(Extracted records)
-=-=-=-=-

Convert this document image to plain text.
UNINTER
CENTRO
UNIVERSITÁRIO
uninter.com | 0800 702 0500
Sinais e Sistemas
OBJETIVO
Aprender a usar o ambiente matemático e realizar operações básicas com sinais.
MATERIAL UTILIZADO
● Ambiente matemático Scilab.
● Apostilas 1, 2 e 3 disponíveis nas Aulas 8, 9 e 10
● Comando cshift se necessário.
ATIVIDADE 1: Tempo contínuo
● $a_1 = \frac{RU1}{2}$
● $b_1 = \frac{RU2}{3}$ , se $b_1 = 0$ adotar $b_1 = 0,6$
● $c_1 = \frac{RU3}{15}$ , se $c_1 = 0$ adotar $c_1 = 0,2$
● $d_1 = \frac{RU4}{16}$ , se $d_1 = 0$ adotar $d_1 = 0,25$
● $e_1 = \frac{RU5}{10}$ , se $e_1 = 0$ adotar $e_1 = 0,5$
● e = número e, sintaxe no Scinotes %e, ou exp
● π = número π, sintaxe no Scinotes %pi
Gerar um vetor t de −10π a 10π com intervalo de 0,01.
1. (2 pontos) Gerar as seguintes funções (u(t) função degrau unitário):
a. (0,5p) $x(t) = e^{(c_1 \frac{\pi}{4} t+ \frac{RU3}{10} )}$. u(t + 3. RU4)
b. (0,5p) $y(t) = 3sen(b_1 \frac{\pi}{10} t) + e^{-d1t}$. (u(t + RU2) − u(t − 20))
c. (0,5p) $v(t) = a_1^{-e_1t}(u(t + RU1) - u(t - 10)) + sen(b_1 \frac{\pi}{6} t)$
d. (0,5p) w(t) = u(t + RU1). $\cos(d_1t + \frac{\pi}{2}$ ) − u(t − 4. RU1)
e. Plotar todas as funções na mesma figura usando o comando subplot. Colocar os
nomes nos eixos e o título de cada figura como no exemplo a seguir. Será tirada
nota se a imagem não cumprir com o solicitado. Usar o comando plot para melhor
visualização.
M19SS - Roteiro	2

-=-=-=-=-

### Work to be completed
Repeat the data exactly. Leave nothing out.

### Answer to this problem
Convert this document image to plain text.
UNINTER
CENTRO
UNIVERSITÁRIO
uninter.com | 0800 702 0500
Sinais e Sistemas
OBJETIVO
Aprender a usar o ambiente matemático e realizar operações básicas com sinais.
MATERIAL UTILIZADO
● Ambiente matemático Scilab.
● Apostilas 1, 2 e 3 disponíveis nas Aulas 8, 9 e 10
● Comando cshift se necessário.
ATIVIDADE 1: Tempo contínuo
● $a_1 = \frac{RU1}{2}$
● $b_1 = \frac{RU2}{3}$ , se $b_1 = 0$ adotar $b_1 = 0,6$
● $c_1 = \frac{RU3}{15}$ , se $c_1 = 0$ adotar $c_1 = 0,2$
● $d_1 = \frac{RU4}{16}$ , se $d_1 = 0$ adotar $d_1 = 0,25$
● $e_1 = \frac{RU5}{10}$ , se $e_1 = 0$ adotar $e_1 = 0,5$
● e = número e, sintaxe no Scinotes %e, ou exp
● π = número π, sintaxe no Scinotes %pi
Gerar um vetor t de −10π a 10π com intervalo de 0,01.
1. (2 pontos) Gerar as seguintes funções (u(t) função degrau unitário):
a. (0,5p) $x(t) = e^{(c_1 \frac{\pi}{4} t+ \frac{RU3}{10} )}$. u(t + 3. RU4)
b. (0,5p) $y(t) = 3sen(b_1 \frac{\pi}{10} t) + e^{-d1t}$. (u(t + RU2) − u(t − 20))
c. (0,5p) $v(t) = a_1^{-e_1t}(u(t + RU1) - u(t - 10)) + sen(b_1 \frac{\pi}{6} t)$
d. (0,5p) w(t) = u(t + RU1). $\cos(d_1t + \frac{\pi}{2}$ ) − u(t − 4. RU1)
e. Plotar todas as funções na mesma figura usando o comando subplot. Colocar os
nomes nos eixos e o título de cada figura como no exemplo a seguir. Será tirada
nota se a imagem não cumprir com o solicitado. Usar o comando plot para melhor
visualização.
M19SS - Roteiro	2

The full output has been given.